• WHAT IS NEEDED: Locate and copy each line in the data that contains the word "Зависимость".

#####

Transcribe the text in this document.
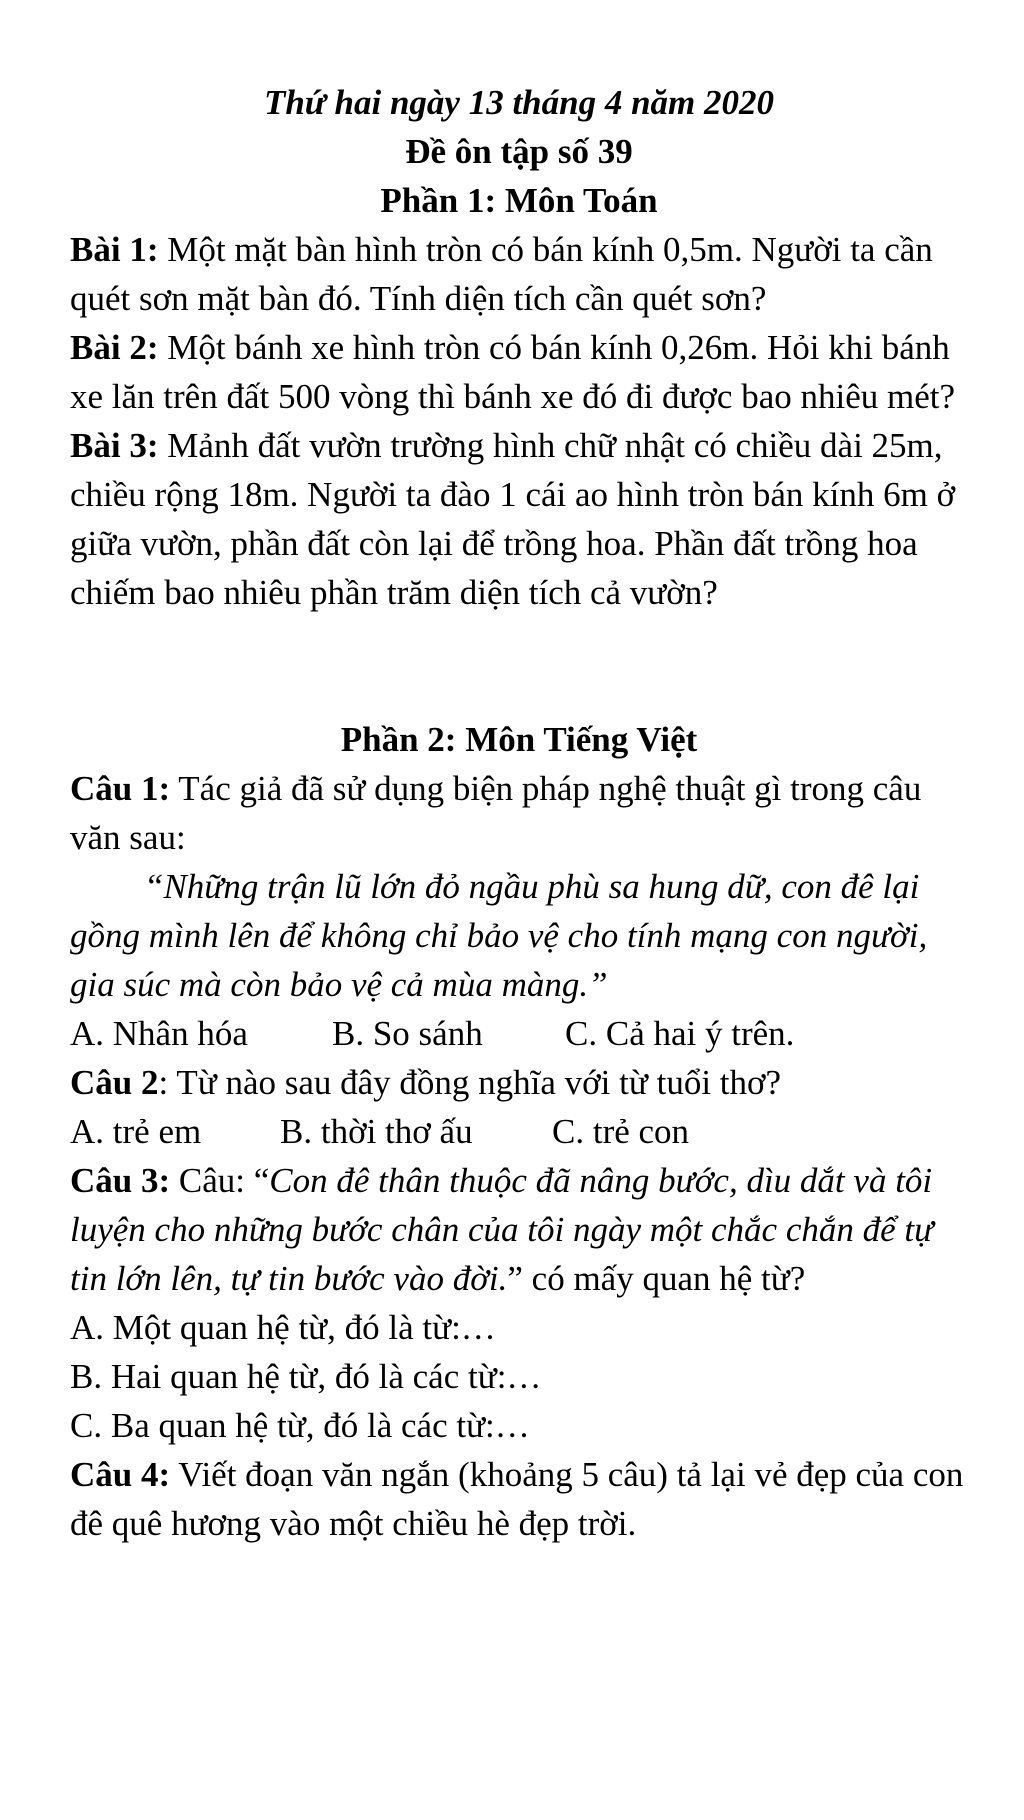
Thứ hai ngày 13 tháng 4 năm 2020

Đề ôn tập số 39

Phần 1: Môn Toán

Bài 1: Một mặt bàn hình tròn có bán kính 0,5m. Người ta cần quét sơn mặt bàn đó. Tính diện tích cần quét sơn?

Bài 2: Một bánh xe hình tròn có bán kính 0,26m. Hỏi khi bánh xe lăn trên đất 500 vòng thì bánh xe đó đi được bao nhiêu mét?

Bài 3: Mảnh đất vườn trường hình chữ nhật có chiều dài 25m, chiều rộng 18m. Người ta đào 1 cái ao hình tròn bán kính 6m ở giữa vườn, phần đất còn lại để trồng hoa. Phần đất trồng hoa chiếm bao nhiêu phần trăm diện tích cả vườn?

Phần 2: Môn Tiếng Việt

Câu 1: Tác giả đã sử dụng biện pháp nghệ thuật gì trong câu văn sau:

“Những trận lũ lớn đỏ ngầu phù sa hung dữ, con đê lại gồng mình lên để không chỉ bảo vệ cho tính mạng con người, gia súc mà còn bảo vệ cả mùa màng.”

A. Nhân hóa B. So sánh C. Cả hai ý trên.

Câu 2: Từ nào sau đây đồng nghĩa với từ tuổi thơ?

A. trẻ em B. thời thơ ấu C. trẻ con

Câu 3: Câu: “Con đê thân thuộc đã nâng bước, dìu dắt và tôi luyện cho những bước chân của tôi ngày một chắc chắn để tự tin lớn lên, tự tin bước vào đời.” có mấy quan hệ từ?

A. Một quan hệ từ, đó là từ:…

B. Hai quan hệ từ, đó là các từ:…

C. Ba quan hệ từ, đó là các từ:…

Câu 4: Viết đoạn văn ngắn (khoảng 5 câu) tả lại vẻ đẹp của con đê quê hương vào một chiều hè đẹp trời.
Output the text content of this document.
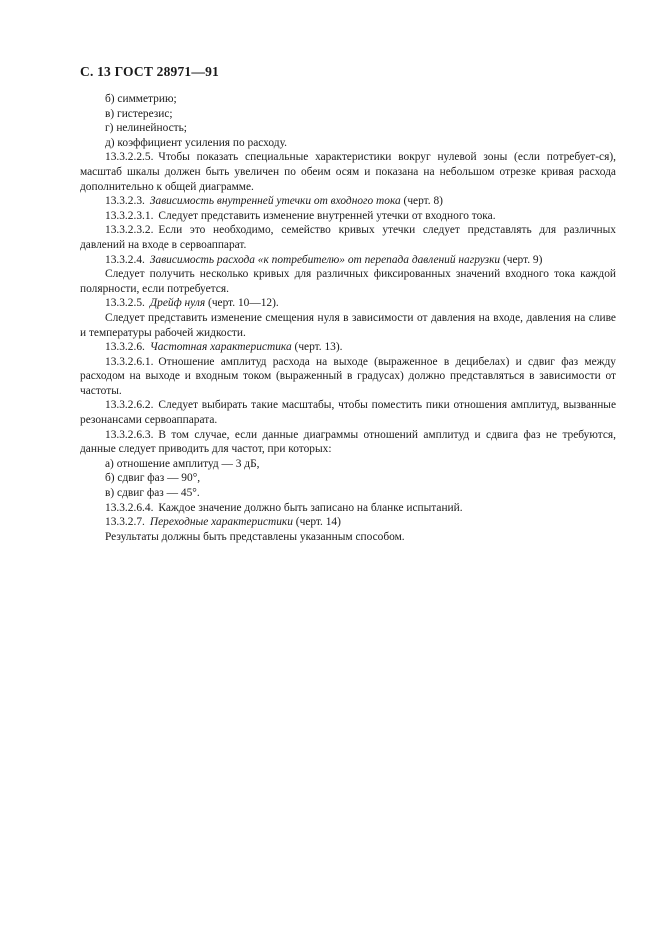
С. 13 ГОСТ 28971—91

б) симметрию;

в) гистерезис;

г) нелинейность;

д) коэффициент усиления по расходу.

13.3.2.2.5. Чтобы показать специальные характеристики вокруг нулевой зоны (если потребует-ся), масштаб шкалы должен быть увеличен по обеим осям и показана на небольшом отрезке кривая расхода дополнительно к общей диаграмме.

13.3.2.3. Зависимость внутренней утечки от входного тока (черт. 8)

13.3.2.3.1. Следует представить изменение внутренней утечки от входного тока.

13.3.2.3.2. Если это необходимо, семейство кривых утечки следует представлять для различных давлений на входе в сервоаппарат.

13.3.2.4. Зависимость расхода «к потребителю» от перепада давлений нагрузки (черт. 9)

Следует получить несколько кривых для различных фиксированных значений входного тока каждой полярности, если потребуется.

13.3.2.5. Дрейф нуля (черт. 10—12).

Следует представить изменение смещения нуля в зависимости от давления на входе, давления на сливе и температуры рабочей жидкости.

13.3.2.6. Частотная характеристика (черт. 13).

13.3.2.6.1. Отношение амплитуд расхода на выходе (выраженное в децибелах) и сдвиг фаз между расходом на выходе и входным током (выраженный в градусах) должно представляться в зависимости от частоты.

13.3.2.6.2. Следует выбирать такие масштабы, чтобы поместить пики отношения амплитуд, вызванные резонансами сервоаппарата.

13.3.2.6.3. В том случае, если данные диаграммы отношений амплитуд и сдвига фаз не требуются, данные следует приводить для частот, при которых:

а) отношение амплитуд — 3 дБ,

б) сдвиг фаз — 90°,

в) сдвиг фаз — 45°.

13.3.2.6.4. Каждое значение должно быть записано на бланке испытаний.

13.3.2.7. Переходные характеристики (черт. 14)

Результаты должны быть представлены указанным способом.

#####

• RESPONSE TO THE EXERCISE:
13.3.2.3. Зависимость внутренней утечки от входного тока (черт. 8)
13.3.2.4. Зависимость расхода «к потребителю» от перепада давлений нагрузки (черт. 9)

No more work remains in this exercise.